**The task**
Go through the material below and copy each line where the word "title" appears.

Figure content listings:

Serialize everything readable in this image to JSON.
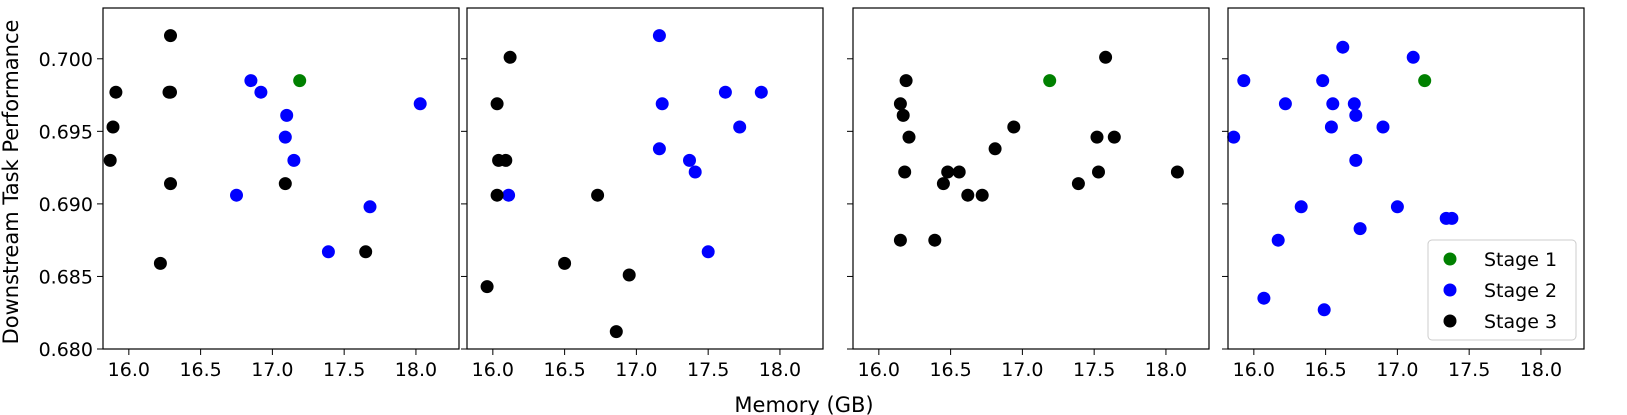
{
  "figure": {
    "xlabel": "Memory (GB)",
    "ylabel": "Downstream Task Performance"
  },
  "chart_data": {
    "type": "scatter",
    "xlabel": "Memory (GB)",
    "ylabel": "Downstream Task Performance",
    "xlim": [
      15.82,
      18.3
    ],
    "ylim": [
      0.68,
      0.7035
    ],
    "xticks": [
      "16.0",
      "16.5",
      "17.0",
      "17.5",
      "18.0"
    ],
    "yticks": [
      "0.680",
      "0.685",
      "0.690",
      "0.695",
      "0.700"
    ],
    "grid": false,
    "colors": {
      "Stage 1": "#008000",
      "Stage 2": "#0000ff",
      "Stage 3": "#000000"
    },
    "legend": {
      "panel": 4,
      "placement": "lower-right",
      "entries": [
        "Stage 1",
        "Stage 2",
        "Stage 3"
      ]
    },
    "panels": [
      {
        "series": [
          {
            "name": "Stage 1",
            "points": [
              [
                17.19,
                0.6985
              ]
            ]
          },
          {
            "name": "Stage 2",
            "points": [
              [
                16.85,
                0.6985
              ],
              [
                16.92,
                0.6977
              ],
              [
                17.1,
                0.6961
              ],
              [
                17.09,
                0.6946
              ],
              [
                17.15,
                0.693
              ],
              [
                16.75,
                0.6906
              ],
              [
                17.68,
                0.6898
              ],
              [
                17.39,
                0.6867
              ],
              [
                18.03,
                0.6969
              ]
            ]
          },
          {
            "name": "Stage 3",
            "points": [
              [
                15.91,
                0.6977
              ],
              [
                15.89,
                0.6953
              ],
              [
                15.87,
                0.693
              ],
              [
                16.29,
                0.7016
              ],
              [
                16.28,
                0.6977
              ],
              [
                16.29,
                0.6977
              ],
              [
                16.29,
                0.6914
              ],
              [
                16.22,
                0.6859
              ],
              [
                17.09,
                0.6914
              ],
              [
                17.65,
                0.6867
              ]
            ]
          }
        ]
      },
      {
        "series": [
          {
            "name": "Stage 2",
            "points": [
              [
                17.16,
                0.7016
              ],
              [
                17.18,
                0.6969
              ],
              [
                17.62,
                0.6977
              ],
              [
                17.87,
                0.6977
              ],
              [
                17.72,
                0.6953
              ],
              [
                17.16,
                0.6938
              ],
              [
                17.37,
                0.693
              ],
              [
                17.41,
                0.6922
              ],
              [
                16.11,
                0.6906
              ],
              [
                17.5,
                0.6867
              ]
            ]
          },
          {
            "name": "Stage 3",
            "points": [
              [
                16.12,
                0.7001
              ],
              [
                16.03,
                0.6969
              ],
              [
                16.04,
                0.693
              ],
              [
                16.09,
                0.693
              ],
              [
                16.03,
                0.6906
              ],
              [
                16.73,
                0.6906
              ],
              [
                16.5,
                0.6859
              ],
              [
                16.95,
                0.6851
              ],
              [
                15.96,
                0.6843
              ],
              [
                16.86,
                0.6812
              ]
            ]
          }
        ]
      },
      {
        "series": [
          {
            "name": "Stage 1",
            "points": [
              [
                17.19,
                0.6985
              ]
            ]
          },
          {
            "name": "Stage 3",
            "points": [
              [
                17.58,
                0.7001
              ],
              [
                16.19,
                0.6985
              ],
              [
                16.15,
                0.6969
              ],
              [
                16.17,
                0.6961
              ],
              [
                16.21,
                0.6946
              ],
              [
                16.94,
                0.6953
              ],
              [
                17.52,
                0.6946
              ],
              [
                17.64,
                0.6946
              ],
              [
                16.81,
                0.6938
              ],
              [
                16.18,
                0.6922
              ],
              [
                16.48,
                0.6922
              ],
              [
                16.56,
                0.6922
              ],
              [
                17.53,
                0.6922
              ],
              [
                18.08,
                0.6922
              ],
              [
                16.45,
                0.6914
              ],
              [
                17.39,
                0.6914
              ],
              [
                16.62,
                0.6906
              ],
              [
                16.72,
                0.6906
              ],
              [
                16.15,
                0.6875
              ],
              [
                16.39,
                0.6875
              ]
            ]
          }
        ]
      },
      {
        "series": [
          {
            "name": "Stage 1",
            "points": [
              [
                17.19,
                0.6985
              ]
            ]
          },
          {
            "name": "Stage 2",
            "points": [
              [
                16.62,
                0.7008
              ],
              [
                17.11,
                0.7001
              ],
              [
                15.93,
                0.6985
              ],
              [
                16.48,
                0.6985
              ],
              [
                16.22,
                0.6969
              ],
              [
                16.55,
                0.6969
              ],
              [
                16.7,
                0.6969
              ],
              [
                16.71,
                0.6961
              ],
              [
                16.54,
                0.6953
              ],
              [
                16.9,
                0.6953
              ],
              [
                15.86,
                0.6946
              ],
              [
                16.71,
                0.693
              ],
              [
                16.33,
                0.6898
              ],
              [
                17.0,
                0.6898
              ],
              [
                17.34,
                0.689
              ],
              [
                17.38,
                0.689
              ],
              [
                16.74,
                0.6883
              ],
              [
                16.17,
                0.6875
              ],
              [
                16.07,
                0.6835
              ],
              [
                16.49,
                0.6827
              ]
            ]
          }
        ]
      }
    ]
  }
}
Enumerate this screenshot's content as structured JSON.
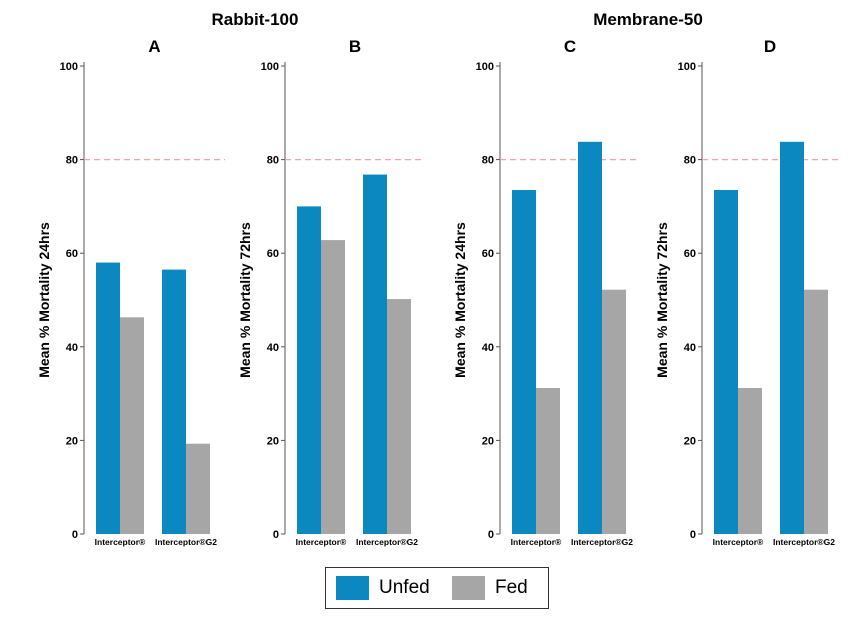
{
  "colors": {
    "unfed": "#0a88bf",
    "fed": "#a6a6a6",
    "reference": "#f4a3a3"
  },
  "groups": [
    "Rabbit-100",
    "Membrane-50"
  ],
  "legend": {
    "items": [
      "Unfed",
      "Fed"
    ]
  },
  "chart_data": [
    {
      "type": "bar",
      "title": "A",
      "group": "Rabbit-100",
      "ylabel": "Mean % Mortality 24hrs",
      "ylim": [
        0,
        100
      ],
      "yticks": [
        0,
        20,
        40,
        60,
        80,
        100
      ],
      "reference_line": 80,
      "categories": [
        "Interceptor®",
        "Interceptor®G2"
      ],
      "series": [
        {
          "name": "Unfed",
          "values": [
            58,
            56.5
          ]
        },
        {
          "name": "Fed",
          "values": [
            46.3,
            19.3
          ]
        }
      ]
    },
    {
      "type": "bar",
      "title": "B",
      "group": "Rabbit-100",
      "ylabel": "Mean % Mortality 72hrs",
      "ylim": [
        0,
        100
      ],
      "yticks": [
        0,
        20,
        40,
        60,
        80,
        100
      ],
      "reference_line": 80,
      "categories": [
        "Interceptor®",
        "Interceptor®G2"
      ],
      "series": [
        {
          "name": "Unfed",
          "values": [
            70,
            76.8
          ]
        },
        {
          "name": "Fed",
          "values": [
            62.8,
            50.2
          ]
        }
      ]
    },
    {
      "type": "bar",
      "title": "C",
      "group": "Membrane-50",
      "ylabel": "Mean % Mortality 24hrs",
      "ylim": [
        0,
        100
      ],
      "yticks": [
        0,
        20,
        40,
        60,
        80,
        100
      ],
      "reference_line": 80,
      "categories": [
        "Interceptor®",
        "Interceptor®G2"
      ],
      "series": [
        {
          "name": "Unfed",
          "values": [
            73.5,
            83.8
          ]
        },
        {
          "name": "Fed",
          "values": [
            31.2,
            52.2
          ]
        }
      ]
    },
    {
      "type": "bar",
      "title": "D",
      "group": "Membrane-50",
      "ylabel": "Mean % Mortality 72hrs",
      "ylim": [
        0,
        100
      ],
      "yticks": [
        0,
        20,
        40,
        60,
        80,
        100
      ],
      "reference_line": 80,
      "categories": [
        "Interceptor®",
        "Interceptor®G2"
      ],
      "series": [
        {
          "name": "Unfed",
          "values": [
            73.5,
            83.8
          ]
        },
        {
          "name": "Fed",
          "values": [
            31.2,
            52.2
          ]
        }
      ]
    }
  ]
}
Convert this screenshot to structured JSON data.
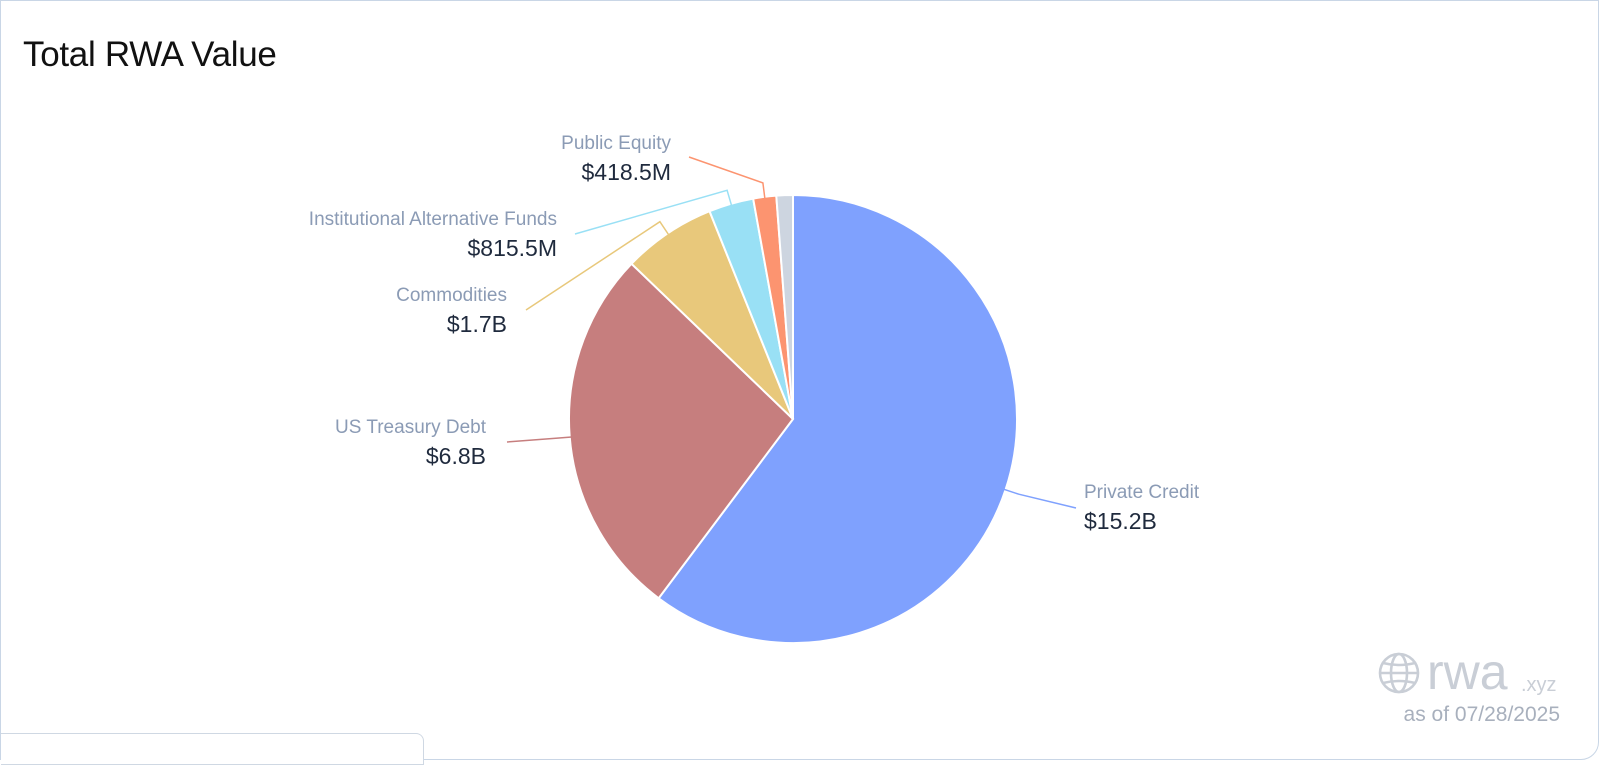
{
  "title": "Total RWA Value",
  "as_of": "as of 07/28/2025",
  "watermark": {
    "icon": "globe-icon",
    "brand": "rwa",
    "suffix": ".xyz"
  },
  "chart_data": {
    "type": "pie",
    "title": "Total RWA Value",
    "start": "12 o'clock, clockwise",
    "slices": [
      {
        "label": "Private Credit",
        "value_label": "$15.2B",
        "value": 15.2,
        "color": "#7fa1fe"
      },
      {
        "label": "US Treasury Debt",
        "value_label": "$6.8B",
        "value": 6.8,
        "color": "#c67e7e"
      },
      {
        "label": "Commodities",
        "value_label": "$1.7B",
        "value": 1.7,
        "color": "#e8c87b"
      },
      {
        "label": "Institutional Alternative Funds",
        "value_label": "$815.5M",
        "value": 0.8155,
        "color": "#99e0f5"
      },
      {
        "label": "Public Equity",
        "value_label": "$418.5M",
        "value": 0.4185,
        "color": "#fc9470"
      },
      {
        "label": "",
        "value_label": "",
        "value": 0.3,
        "color": "#cdd5e0"
      }
    ],
    "label_colors": {
      "name": "#8b9bb5",
      "value": "#1f2a3d"
    }
  }
}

**Reply**
      "title": "A",
      "title": "B",
      "title": "C",
      "title": "D",
  "title": "Total RWA Value",
    "title": "Total RWA Value",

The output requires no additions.